Task brief — Print the whole listing exactly.

Data for the task —

◆ ◆ ◆ ◆ ◆ ◆ ◆

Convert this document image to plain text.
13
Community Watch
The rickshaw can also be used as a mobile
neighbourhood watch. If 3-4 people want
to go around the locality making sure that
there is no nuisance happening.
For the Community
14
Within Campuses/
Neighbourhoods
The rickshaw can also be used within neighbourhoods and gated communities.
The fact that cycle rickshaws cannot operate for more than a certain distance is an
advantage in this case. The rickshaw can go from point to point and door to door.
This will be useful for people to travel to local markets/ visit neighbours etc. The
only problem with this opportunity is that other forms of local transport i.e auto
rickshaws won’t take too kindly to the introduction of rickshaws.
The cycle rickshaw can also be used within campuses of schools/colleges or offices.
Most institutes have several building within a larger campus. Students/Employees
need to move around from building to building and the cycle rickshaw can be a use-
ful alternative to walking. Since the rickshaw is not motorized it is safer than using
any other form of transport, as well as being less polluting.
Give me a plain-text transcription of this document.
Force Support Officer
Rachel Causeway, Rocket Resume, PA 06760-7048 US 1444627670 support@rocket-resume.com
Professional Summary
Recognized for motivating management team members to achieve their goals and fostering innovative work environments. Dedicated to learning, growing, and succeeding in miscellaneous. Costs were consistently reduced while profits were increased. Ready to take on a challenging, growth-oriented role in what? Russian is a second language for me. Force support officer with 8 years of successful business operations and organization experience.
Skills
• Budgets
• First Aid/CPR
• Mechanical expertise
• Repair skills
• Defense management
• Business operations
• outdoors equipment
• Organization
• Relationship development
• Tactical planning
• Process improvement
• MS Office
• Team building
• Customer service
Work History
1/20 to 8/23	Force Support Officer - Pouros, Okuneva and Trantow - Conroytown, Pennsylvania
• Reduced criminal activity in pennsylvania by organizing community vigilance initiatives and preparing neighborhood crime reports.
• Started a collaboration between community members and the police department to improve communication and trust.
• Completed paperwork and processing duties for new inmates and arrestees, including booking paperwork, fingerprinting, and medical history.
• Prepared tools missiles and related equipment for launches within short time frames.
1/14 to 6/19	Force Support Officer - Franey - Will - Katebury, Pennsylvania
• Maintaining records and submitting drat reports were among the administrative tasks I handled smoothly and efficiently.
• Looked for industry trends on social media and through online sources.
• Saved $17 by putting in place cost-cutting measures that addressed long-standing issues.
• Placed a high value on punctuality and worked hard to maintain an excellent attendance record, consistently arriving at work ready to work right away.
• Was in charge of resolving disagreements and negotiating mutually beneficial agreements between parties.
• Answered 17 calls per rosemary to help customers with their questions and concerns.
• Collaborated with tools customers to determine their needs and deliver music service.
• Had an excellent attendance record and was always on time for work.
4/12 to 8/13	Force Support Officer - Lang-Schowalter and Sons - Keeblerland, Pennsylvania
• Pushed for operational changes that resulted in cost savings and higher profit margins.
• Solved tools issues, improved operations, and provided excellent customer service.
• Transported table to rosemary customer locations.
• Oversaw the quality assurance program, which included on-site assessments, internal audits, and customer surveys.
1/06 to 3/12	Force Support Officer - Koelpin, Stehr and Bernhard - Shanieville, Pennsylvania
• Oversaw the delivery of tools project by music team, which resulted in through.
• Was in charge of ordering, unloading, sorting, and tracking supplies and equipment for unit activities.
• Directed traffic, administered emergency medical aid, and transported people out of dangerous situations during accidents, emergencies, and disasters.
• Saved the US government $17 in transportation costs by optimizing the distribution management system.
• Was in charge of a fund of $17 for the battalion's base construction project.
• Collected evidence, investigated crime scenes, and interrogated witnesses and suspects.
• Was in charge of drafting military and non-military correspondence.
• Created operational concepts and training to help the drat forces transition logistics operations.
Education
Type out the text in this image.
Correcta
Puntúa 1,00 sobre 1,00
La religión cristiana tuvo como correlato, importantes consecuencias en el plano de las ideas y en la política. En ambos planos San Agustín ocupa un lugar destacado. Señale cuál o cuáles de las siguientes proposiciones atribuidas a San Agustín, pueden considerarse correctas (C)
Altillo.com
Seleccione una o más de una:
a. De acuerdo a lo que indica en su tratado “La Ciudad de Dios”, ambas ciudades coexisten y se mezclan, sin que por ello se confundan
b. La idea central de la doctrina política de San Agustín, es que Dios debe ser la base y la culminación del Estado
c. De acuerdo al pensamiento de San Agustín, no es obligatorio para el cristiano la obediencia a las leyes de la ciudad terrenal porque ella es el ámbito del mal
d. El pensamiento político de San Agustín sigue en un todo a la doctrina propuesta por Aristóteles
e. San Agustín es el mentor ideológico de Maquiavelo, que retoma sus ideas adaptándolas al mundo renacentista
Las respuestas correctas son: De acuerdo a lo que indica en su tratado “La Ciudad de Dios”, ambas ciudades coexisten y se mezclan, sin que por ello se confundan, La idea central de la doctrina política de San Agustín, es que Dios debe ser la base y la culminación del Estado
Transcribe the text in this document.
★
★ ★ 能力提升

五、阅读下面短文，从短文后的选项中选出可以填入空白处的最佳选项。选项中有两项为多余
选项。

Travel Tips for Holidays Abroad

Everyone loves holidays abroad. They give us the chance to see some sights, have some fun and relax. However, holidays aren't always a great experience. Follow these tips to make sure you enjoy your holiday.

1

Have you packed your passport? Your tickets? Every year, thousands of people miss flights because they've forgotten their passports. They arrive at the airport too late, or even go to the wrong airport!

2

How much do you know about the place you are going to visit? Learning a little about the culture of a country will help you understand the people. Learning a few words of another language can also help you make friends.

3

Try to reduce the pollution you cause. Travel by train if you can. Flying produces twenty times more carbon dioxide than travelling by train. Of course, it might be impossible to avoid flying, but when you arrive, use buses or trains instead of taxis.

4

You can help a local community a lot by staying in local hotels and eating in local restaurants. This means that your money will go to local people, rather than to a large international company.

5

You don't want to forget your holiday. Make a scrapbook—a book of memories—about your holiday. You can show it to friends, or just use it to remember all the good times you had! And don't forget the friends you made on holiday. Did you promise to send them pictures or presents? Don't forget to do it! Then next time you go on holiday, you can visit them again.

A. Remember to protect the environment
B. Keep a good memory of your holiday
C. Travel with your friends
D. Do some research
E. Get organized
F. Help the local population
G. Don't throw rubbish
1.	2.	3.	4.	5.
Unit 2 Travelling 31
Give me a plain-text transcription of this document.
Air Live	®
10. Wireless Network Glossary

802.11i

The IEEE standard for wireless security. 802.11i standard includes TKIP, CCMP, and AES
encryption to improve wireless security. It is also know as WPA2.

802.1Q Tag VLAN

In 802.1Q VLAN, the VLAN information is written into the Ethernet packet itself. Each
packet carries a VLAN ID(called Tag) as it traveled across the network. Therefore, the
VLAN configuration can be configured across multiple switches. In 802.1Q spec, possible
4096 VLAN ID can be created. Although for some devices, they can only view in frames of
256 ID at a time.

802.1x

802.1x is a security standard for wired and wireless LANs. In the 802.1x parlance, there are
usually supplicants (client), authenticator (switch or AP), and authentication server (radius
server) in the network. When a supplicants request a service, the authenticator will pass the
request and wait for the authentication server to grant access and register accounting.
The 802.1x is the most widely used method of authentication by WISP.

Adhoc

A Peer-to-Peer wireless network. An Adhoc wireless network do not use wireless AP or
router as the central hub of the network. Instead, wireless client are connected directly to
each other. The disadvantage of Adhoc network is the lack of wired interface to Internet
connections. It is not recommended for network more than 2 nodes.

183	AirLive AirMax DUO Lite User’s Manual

◆ ◆ ◆ ◆ ◆ ◆ ◆

Exercise answer —
Convert this document image to plain text.
13
Community Watch
The rickshaw can also be used as a mobile
neighbourhood watch. If 3-4 people want
to go around the locality making sure that
there is no nuisance happening.
For the Community
14
Within Campuses/
Neighbourhoods
The rickshaw can also be used within neighbourhoods and gated communities.
The fact that cycle rickshaws cannot operate for more than a certain distance is an
advantage in this case. The rickshaw can go from point to point and door to door.
This will be useful for people to travel to local markets/ visit neighbours etc. The
only problem with this opportunity is that other forms of local transport i.e auto
rickshaws won’t take too kindly to the introduction of rickshaws.
The cycle rickshaw can also be used within campuses of schools/colleges or offices.
Most institutes have several building within a larger campus. Students/Employees
need to move around from building to building and the cycle rickshaw can be a use-
ful alternative to walking. Since the rickshaw is not motorized it is safer than using
any other form of transport, as well as being less polluting.
Give me a plain-text transcription of this document.
Force Support Officer
Rachel Causeway, Rocket Resume, PA 06760-7048 US 1444627670 support@rocket-resume.com
Professional Summary
Recognized for motivating management team members to achieve their goals and fostering innovative work environments. Dedicated to learning, growing, and succeeding in miscellaneous. Costs were consistently reduced while profits were increased. Ready to take on a challenging, growth-oriented role in what? Russian is a second language for me. Force support officer with 8 years of successful business operations and organization experience.
Skills
• Budgets
• First Aid/CPR
• Mechanical expertise
• Repair skills
• Defense management
• Business operations
• outdoors equipment
• Organization
• Relationship development
• Tactical planning
• Process improvement
• MS Office
• Team building
• Customer service
Work History
1/20 to 8/23	Force Support Officer - Pouros, Okuneva and Trantow - Conroytown, Pennsylvania
• Reduced criminal activity in pennsylvania by organizing community vigilance initiatives and preparing neighborhood crime reports.
• Started a collaboration between community members and the police department to improve communication and trust.
• Completed paperwork and processing duties for new inmates and arrestees, including booking paperwork, fingerprinting, and medical history.
• Prepared tools missiles and related equipment for launches within short time frames.
1/14 to 6/19	Force Support Officer - Franey - Will - Katebury, Pennsylvania
• Maintaining records and submitting drat reports were among the administrative tasks I handled smoothly and efficiently.
• Looked for industry trends on social media and through online sources.
• Saved $17 by putting in place cost-cutting measures that addressed long-standing issues.
• Placed a high value on punctuality and worked hard to maintain an excellent attendance record, consistently arriving at work ready to work right away.
• Was in charge of resolving disagreements and negotiating mutually beneficial agreements between parties.
• Answered 17 calls per rosemary to help customers with their questions and concerns.
• Collaborated with tools customers to determine their needs and deliver music service.
• Had an excellent attendance record and was always on time for work.
4/12 to 8/13	Force Support Officer - Lang-Schowalter and Sons - Keeblerland, Pennsylvania
• Pushed for operational changes that resulted in cost savings and higher profit margins.
• Solved tools issues, improved operations, and provided excellent customer service.
• Transported table to rosemary customer locations.
• Oversaw the quality assurance program, which included on-site assessments, internal audits, and customer surveys.
1/06 to 3/12	Force Support Officer - Koelpin, Stehr and Bernhard - Shanieville, Pennsylvania
• Oversaw the delivery of tools project by music team, which resulted in through.
• Was in charge of ordering, unloading, sorting, and tracking supplies and equipment for unit activities.
• Directed traffic, administered emergency medical aid, and transported people out of dangerous situations during accidents, emergencies, and disasters.
• Saved the US government $17 in transportation costs by optimizing the distribution management system.
• Was in charge of a fund of $17 for the battalion's base construction project.
• Collected evidence, investigated crime scenes, and interrogated witnesses and suspects.
• Was in charge of drafting military and non-military correspondence.
• Created operational concepts and training to help the drat forces transition logistics operations.
Education
Type out the text in this image.
Correcta
Puntúa 1,00 sobre 1,00
La religión cristiana tuvo como correlato, importantes consecuencias en el plano de las ideas y en la política. En ambos planos San Agustín ocupa un lugar destacado. Señale cuál o cuáles de las siguientes proposiciones atribuidas a San Agustín, pueden considerarse correctas (C)
Altillo.com
Seleccione una o más de una:
a. De acuerdo a lo que indica en su tratado “La Ciudad de Dios”, ambas ciudades coexisten y se mezclan, sin que por ello se confundan
b. La idea central de la doctrina política de San Agustín, es que Dios debe ser la base y la culminación del Estado
c. De acuerdo al pensamiento de San Agustín, no es obligatorio para el cristiano la obediencia a las leyes de la ciudad terrenal porque ella es el ámbito del mal
d. El pensamiento político de San Agustín sigue en un todo a la doctrina propuesta por Aristóteles
e. San Agustín es el mentor ideológico de Maquiavelo, que retoma sus ideas adaptándolas al mundo renacentista
Las respuestas correctas son: De acuerdo a lo que indica en su tratado “La Ciudad de Dios”, ambas ciudades coexisten y se mezclan, sin que por ello se confundan, La idea central de la doctrina política de San Agustín, es que Dios debe ser la base y la culminación del Estado
Transcribe the text in this document.
★
★ ★ 能力提升

五、阅读下面短文，从短文后的选项中选出可以填入空白处的最佳选项。选项中有两项为多余
选项。

Travel Tips for Holidays Abroad

Everyone loves holidays abroad. They give us the chance to see some sights, have some fun and relax. However, holidays aren't always a great experience. Follow these tips to make sure you enjoy your holiday.

1

Have you packed your passport? Your tickets? Every year, thousands of people miss flights because they've forgotten their passports. They arrive at the airport too late, or even go to the wrong airport!

2

How much do you know about the place you are going to visit? Learning a little about the culture of a country will help you understand the people. Learning a few words of another language can also help you make friends.

3

Try to reduce the pollution you cause. Travel by train if you can. Flying produces twenty times more carbon dioxide than travelling by train. Of course, it might be impossible to avoid flying, but when you arrive, use buses or trains instead of taxis.

4

You can help a local community a lot by staying in local hotels and eating in local restaurants. This means that your money will go to local people, rather than to a large international company.

5

You don't want to forget your holiday. Make a scrapbook—a book of memories—about your holiday. You can show it to friends, or just use it to remember all the good times you had! And don't forget the friends you made on holiday. Did you promise to send them pictures or presents? Don't forget to do it! Then next time you go on holiday, you can visit them again.

A. Remember to protect the environment
B. Keep a good memory of your holiday
C. Travel with your friends
D. Do some research
E. Get organized
F. Help the local population
G. Don't throw rubbish
1.	2.	3.	4.	5.
Unit 2 Travelling 31
Give me a plain-text transcription of this document.
Air Live	®
10. Wireless Network Glossary

802.11i

The IEEE standard for wireless security. 802.11i standard includes TKIP, CCMP, and AES
encryption to improve wireless security. It is also know as WPA2.

802.1Q Tag VLAN

In 802.1Q VLAN, the VLAN information is written into the Ethernet packet itself. Each
packet carries a VLAN ID(called Tag) as it traveled across the network. Therefore, the
VLAN configuration can be configured across multiple switches. In 802.1Q spec, possible
4096 VLAN ID can be created. Although for some devices, they can only view in frames of
256 ID at a time.

802.1x

802.1x is a security standard for wired and wireless LANs. In the 802.1x parlance, there are
usually supplicants (client), authenticator (switch or AP), and authentication server (radius
server) in the network. When a supplicants request a service, the authenticator will pass the
request and wait for the authentication server to grant access and register accounting.
The 802.1x is the most widely used method of authentication by WISP.

Adhoc

A Peer-to-Peer wireless network. An Adhoc wireless network do not use wireless AP or
router as the central hub of the network. Instead, wireless client are connected directly to
each other. The disadvantage of Adhoc network is the lack of wired interface to Internet
connections. It is not recommended for network more than 2 nodes.

183	AirLive AirMax DUO Lite User’s Manual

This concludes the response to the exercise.